## Start Material supplied

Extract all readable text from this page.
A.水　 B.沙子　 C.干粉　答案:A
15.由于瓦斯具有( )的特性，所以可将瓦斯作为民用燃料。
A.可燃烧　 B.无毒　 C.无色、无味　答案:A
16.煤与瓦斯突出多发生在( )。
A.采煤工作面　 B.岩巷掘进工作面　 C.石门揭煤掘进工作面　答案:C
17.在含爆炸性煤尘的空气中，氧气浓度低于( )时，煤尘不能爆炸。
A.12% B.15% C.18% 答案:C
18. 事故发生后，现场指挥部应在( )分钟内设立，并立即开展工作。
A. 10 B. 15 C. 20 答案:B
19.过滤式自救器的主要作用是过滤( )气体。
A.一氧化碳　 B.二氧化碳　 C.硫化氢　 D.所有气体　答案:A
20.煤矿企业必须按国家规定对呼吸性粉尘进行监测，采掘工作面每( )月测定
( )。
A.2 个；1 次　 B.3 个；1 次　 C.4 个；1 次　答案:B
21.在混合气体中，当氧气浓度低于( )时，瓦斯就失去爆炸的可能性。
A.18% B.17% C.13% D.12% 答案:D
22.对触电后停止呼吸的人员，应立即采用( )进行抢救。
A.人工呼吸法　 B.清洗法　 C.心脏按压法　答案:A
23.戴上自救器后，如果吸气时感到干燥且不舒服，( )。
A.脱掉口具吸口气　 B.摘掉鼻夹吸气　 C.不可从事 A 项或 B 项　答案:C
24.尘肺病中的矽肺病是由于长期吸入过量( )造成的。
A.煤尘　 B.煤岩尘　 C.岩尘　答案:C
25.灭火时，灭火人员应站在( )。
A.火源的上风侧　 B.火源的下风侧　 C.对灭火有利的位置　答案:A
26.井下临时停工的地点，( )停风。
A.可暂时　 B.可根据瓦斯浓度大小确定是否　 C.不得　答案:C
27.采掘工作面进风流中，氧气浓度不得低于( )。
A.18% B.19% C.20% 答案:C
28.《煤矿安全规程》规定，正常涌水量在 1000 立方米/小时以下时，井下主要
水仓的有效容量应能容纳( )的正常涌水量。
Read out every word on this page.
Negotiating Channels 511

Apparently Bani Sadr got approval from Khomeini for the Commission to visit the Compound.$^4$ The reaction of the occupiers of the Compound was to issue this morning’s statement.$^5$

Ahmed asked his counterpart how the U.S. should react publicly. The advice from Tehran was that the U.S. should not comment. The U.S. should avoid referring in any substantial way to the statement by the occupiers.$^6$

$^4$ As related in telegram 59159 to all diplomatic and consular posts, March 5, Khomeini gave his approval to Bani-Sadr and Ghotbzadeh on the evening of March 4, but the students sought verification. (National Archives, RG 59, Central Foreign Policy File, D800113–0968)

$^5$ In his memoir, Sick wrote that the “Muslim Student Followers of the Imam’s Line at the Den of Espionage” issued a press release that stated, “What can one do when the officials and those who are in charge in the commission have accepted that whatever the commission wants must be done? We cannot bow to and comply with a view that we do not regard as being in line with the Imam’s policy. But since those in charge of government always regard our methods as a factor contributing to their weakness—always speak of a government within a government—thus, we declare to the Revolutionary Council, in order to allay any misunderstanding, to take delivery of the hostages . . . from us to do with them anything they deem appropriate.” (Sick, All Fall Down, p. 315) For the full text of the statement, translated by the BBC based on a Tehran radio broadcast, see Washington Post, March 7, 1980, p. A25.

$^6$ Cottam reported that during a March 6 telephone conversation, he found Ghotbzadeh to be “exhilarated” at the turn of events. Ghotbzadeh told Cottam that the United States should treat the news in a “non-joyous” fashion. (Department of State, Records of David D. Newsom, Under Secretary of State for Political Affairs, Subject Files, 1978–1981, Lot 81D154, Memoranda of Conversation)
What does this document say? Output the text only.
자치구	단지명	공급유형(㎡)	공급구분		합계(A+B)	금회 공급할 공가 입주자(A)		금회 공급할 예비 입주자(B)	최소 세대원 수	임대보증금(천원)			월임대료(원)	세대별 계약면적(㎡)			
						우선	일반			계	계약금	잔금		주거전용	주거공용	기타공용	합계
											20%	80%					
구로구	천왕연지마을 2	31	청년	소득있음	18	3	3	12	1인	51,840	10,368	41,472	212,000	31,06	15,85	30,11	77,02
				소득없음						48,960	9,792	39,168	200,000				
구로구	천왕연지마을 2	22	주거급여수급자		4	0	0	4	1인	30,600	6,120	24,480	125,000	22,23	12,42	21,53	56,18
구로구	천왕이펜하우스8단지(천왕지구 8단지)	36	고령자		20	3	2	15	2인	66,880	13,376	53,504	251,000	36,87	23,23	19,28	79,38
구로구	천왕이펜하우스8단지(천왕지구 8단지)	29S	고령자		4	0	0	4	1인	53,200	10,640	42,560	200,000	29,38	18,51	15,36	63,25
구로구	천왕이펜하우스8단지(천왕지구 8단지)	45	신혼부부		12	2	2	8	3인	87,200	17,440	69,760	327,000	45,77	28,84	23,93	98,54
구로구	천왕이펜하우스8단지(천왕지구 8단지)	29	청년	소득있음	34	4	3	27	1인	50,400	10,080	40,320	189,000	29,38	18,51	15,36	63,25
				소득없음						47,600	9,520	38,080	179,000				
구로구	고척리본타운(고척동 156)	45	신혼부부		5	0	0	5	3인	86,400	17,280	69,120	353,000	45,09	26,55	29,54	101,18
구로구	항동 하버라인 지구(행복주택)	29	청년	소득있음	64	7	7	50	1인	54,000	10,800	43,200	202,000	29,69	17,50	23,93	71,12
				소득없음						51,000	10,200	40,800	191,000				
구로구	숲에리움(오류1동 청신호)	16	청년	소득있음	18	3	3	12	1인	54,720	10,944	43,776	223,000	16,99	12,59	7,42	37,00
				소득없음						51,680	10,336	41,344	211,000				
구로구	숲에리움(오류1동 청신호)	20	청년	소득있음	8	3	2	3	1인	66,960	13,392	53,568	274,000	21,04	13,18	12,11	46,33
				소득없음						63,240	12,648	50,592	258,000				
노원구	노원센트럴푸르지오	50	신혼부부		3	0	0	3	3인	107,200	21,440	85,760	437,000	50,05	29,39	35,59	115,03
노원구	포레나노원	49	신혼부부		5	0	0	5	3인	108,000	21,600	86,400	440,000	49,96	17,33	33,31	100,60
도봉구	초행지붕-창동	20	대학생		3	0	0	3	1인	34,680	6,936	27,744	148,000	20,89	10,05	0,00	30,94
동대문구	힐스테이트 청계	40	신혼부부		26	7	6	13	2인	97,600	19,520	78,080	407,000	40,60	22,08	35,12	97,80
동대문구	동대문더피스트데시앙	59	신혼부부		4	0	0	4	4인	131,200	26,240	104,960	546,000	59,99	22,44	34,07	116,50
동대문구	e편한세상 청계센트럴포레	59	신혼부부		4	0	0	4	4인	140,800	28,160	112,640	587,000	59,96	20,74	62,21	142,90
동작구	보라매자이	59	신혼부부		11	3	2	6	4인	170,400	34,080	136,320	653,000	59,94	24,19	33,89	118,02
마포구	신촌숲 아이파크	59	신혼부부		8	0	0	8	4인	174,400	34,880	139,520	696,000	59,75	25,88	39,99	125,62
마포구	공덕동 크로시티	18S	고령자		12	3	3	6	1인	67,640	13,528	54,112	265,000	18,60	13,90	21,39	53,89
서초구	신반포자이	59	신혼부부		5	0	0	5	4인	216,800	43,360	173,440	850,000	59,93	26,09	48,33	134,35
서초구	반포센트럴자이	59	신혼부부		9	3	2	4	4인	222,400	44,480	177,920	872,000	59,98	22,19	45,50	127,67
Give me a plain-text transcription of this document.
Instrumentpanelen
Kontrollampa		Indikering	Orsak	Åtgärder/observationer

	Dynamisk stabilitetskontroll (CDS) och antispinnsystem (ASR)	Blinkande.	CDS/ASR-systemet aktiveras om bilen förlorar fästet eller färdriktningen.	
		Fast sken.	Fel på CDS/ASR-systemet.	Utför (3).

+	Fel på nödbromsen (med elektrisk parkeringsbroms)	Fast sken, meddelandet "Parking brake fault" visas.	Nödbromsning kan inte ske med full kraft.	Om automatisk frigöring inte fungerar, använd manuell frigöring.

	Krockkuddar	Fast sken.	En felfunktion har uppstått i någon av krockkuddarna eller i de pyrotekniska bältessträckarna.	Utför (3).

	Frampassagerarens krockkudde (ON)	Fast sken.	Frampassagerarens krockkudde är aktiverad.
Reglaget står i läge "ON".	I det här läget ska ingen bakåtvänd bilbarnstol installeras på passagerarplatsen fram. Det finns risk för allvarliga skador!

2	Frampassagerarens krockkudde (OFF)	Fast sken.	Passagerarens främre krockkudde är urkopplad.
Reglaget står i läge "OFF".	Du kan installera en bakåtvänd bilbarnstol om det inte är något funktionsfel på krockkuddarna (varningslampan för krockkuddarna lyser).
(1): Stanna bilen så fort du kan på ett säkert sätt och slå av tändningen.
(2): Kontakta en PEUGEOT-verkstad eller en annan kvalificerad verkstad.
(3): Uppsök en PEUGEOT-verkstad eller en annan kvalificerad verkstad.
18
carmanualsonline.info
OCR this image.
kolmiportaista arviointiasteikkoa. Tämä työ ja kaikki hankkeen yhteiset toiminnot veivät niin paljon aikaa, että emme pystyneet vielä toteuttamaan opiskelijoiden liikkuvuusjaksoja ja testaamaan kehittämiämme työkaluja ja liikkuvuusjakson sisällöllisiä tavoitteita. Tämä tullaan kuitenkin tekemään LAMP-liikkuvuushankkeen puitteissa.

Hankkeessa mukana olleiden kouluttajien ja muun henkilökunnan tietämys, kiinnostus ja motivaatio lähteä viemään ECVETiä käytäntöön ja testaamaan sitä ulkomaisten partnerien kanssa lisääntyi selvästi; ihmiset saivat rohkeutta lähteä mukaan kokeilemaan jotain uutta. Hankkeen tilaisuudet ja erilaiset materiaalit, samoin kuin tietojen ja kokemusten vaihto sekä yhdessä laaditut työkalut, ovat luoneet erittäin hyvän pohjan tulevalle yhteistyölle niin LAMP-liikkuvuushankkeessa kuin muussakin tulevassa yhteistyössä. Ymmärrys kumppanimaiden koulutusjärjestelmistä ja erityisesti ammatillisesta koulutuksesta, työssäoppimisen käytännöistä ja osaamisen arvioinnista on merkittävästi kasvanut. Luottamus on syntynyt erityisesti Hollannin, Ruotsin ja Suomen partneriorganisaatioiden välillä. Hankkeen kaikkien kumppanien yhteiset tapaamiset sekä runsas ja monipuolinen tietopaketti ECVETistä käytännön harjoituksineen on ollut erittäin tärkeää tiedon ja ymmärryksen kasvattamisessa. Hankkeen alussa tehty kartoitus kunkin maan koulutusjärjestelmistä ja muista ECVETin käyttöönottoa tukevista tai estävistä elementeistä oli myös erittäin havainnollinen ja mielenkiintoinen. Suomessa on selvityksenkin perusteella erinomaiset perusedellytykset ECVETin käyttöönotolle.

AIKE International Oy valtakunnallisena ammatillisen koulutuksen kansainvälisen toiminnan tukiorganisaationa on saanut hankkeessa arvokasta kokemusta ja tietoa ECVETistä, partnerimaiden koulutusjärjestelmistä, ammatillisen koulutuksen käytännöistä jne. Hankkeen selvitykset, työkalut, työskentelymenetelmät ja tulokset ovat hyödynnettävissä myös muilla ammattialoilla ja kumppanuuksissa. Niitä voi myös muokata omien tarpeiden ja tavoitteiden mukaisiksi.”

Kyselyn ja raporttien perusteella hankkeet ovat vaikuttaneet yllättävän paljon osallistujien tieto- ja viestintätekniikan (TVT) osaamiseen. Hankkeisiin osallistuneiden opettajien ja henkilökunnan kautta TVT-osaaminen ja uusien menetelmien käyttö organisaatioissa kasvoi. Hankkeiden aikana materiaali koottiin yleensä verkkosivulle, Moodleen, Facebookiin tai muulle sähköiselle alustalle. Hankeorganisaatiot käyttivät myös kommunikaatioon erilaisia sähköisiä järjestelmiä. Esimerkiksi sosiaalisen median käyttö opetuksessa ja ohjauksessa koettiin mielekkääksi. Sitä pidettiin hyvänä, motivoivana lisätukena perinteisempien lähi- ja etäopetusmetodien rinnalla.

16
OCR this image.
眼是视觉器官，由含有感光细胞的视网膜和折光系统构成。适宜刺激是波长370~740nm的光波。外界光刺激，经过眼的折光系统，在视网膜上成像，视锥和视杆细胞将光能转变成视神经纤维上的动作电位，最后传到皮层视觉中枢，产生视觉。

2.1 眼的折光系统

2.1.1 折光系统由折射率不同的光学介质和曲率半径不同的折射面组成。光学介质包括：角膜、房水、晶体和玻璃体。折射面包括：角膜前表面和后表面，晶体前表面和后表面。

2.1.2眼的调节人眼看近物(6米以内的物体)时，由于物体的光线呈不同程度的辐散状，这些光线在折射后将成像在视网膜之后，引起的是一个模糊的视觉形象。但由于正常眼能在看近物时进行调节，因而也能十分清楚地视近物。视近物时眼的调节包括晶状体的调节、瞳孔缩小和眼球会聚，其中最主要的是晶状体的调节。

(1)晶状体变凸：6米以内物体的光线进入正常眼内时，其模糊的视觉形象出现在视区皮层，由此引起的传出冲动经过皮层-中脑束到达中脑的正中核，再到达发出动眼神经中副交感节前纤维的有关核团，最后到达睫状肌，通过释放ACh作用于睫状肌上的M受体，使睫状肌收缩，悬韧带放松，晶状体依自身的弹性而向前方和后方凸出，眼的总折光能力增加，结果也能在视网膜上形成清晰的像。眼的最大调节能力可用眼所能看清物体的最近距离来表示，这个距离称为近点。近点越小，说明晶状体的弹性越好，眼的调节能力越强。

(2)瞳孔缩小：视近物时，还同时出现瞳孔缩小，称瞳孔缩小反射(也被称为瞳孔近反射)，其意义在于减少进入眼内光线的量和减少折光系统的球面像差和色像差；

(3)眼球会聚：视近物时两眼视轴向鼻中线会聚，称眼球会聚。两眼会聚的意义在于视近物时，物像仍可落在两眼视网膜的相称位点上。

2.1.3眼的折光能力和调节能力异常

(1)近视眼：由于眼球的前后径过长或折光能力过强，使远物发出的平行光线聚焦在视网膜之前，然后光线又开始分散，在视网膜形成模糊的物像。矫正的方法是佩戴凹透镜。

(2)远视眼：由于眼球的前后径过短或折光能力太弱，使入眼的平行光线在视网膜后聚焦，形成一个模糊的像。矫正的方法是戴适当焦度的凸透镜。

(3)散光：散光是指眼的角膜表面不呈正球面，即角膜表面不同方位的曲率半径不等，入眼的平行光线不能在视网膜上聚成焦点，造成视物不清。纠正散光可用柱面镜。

## End Material supplied

Written exercise: Which lines include the word "kvalificerad"? List them all.

Exercise response:
(2): Kontakta en PEUGEOT-verkstad eller en annan kvalificerad verkstad.
(3): Uppsök en PEUGEOT-verkstad eller en annan kvalificerad verkstad.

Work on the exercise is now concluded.